**REQUIREMENTS**
Every line of the records below should be restated exactly.

(begin)

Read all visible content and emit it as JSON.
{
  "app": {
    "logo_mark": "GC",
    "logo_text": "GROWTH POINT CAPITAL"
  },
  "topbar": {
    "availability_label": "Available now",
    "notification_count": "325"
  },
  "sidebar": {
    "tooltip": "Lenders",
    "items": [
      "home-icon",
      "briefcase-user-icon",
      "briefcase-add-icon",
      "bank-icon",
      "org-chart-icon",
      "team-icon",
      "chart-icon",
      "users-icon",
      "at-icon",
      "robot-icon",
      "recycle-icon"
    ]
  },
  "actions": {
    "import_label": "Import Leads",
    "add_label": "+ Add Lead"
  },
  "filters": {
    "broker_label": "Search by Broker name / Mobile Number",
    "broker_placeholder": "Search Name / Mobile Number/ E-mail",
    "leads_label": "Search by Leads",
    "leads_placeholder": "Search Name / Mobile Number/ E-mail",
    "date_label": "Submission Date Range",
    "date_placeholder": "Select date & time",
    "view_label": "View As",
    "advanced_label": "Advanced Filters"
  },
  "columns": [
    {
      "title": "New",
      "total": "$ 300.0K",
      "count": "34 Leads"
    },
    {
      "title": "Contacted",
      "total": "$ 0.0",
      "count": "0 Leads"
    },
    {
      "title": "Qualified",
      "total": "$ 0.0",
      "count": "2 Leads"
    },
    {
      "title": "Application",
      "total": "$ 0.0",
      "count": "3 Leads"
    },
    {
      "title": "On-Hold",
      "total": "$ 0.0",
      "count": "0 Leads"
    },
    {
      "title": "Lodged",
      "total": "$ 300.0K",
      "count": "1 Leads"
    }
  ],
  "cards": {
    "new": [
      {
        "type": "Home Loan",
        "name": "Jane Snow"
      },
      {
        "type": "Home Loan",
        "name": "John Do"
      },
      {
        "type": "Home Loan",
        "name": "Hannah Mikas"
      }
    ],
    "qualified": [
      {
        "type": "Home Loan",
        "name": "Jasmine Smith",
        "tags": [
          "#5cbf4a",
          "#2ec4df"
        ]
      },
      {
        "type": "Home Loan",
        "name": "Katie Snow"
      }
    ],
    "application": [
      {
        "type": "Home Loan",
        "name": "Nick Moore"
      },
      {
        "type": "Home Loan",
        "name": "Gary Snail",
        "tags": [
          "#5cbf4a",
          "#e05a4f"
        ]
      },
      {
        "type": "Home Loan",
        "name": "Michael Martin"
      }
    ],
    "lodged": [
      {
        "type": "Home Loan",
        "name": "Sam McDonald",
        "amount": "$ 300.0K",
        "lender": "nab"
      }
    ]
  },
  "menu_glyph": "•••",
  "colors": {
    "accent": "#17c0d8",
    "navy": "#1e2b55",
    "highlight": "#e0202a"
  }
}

(end)

**PROBLEM SOLUTION**
Read all visible content and emit it as JSON.
{
  "app": {
    "logo_mark": "GC",
    "logo_text": "GROWTH POINT CAPITAL"
  },
  "topbar": {
    "availability_label": "Available now",
    "notification_count": "325"
  },
  "sidebar": {
    "tooltip": "Lenders",
    "items": [
      "home-icon",
      "briefcase-user-icon",
      "briefcase-add-icon",
      "bank-icon",
      "org-chart-icon",
      "team-icon",
      "chart-icon",
      "users-icon",
      "at-icon",
      "robot-icon",
      "recycle-icon"
    ]
  },
  "actions": {
    "import_label": "Import Leads",
    "add_label": "+ Add Lead"
  },
  "filters": {
    "broker_label": "Search by Broker name / Mobile Number",
    "broker_placeholder": "Search Name / Mobile Number/ E-mail",
    "leads_label": "Search by Leads",
    "leads_placeholder": "Search Name / Mobile Number/ E-mail",
    "date_label": "Submission Date Range",
    "date_placeholder": "Select date & time",
    "view_label": "View As",
    "advanced_label": "Advanced Filters"
  },
  "columns": [
    {
      "title": "New",
      "total": "$ 300.0K",
      "count": "34 Leads"
    },
    {
      "title": "Contacted",
      "total": "$ 0.0",
      "count": "0 Leads"
    },
    {
      "title": "Qualified",
      "total": "$ 0.0",
      "count": "2 Leads"
    },
    {
      "title": "Application",
      "total": "$ 0.0",
      "count": "3 Leads"
    },
    {
      "title": "On-Hold",
      "total": "$ 0.0",
      "count": "0 Leads"
    },
    {
      "title": "Lodged",
      "total": "$ 300.0K",
      "count": "1 Leads"
    }
  ],
  "cards": {
    "new": [
      {
        "type": "Home Loan",
        "name": "Jane Snow"
      },
      {
        "type": "Home Loan",
        "name": "John Do"
      },
      {
        "type": "Home Loan",
        "name": "Hannah Mikas"
      }
    ],
    "qualified": [
      {
        "type": "Home Loan",
        "name": "Jasmine Smith",
        "tags": [
          "#5cbf4a",
          "#2ec4df"
        ]
      },
      {
        "type": "Home Loan",
        "name": "Katie Snow"
      }
    ],
    "application": [
      {
        "type": "Home Loan",
        "name": "Nick Moore"
      },
      {
        "type": "Home Loan",
        "name": "Gary Snail",
        "tags": [
          "#5cbf4a",
          "#e05a4f"
        ]
      },
      {
        "type": "Home Loan",
        "name": "Michael Martin"
      }
    ],
    "lodged": [
      {
        "type": "Home Loan",
        "name": "Sam McDonald",
        "amount": "$ 300.0K",
        "lender": "nab"
      }
    ]
  },
  "menu_glyph": "•••",
  "colors": {
    "accent": "#17c0d8",
    "navy": "#1e2b55",
    "highlight": "#e0202a"
  }
}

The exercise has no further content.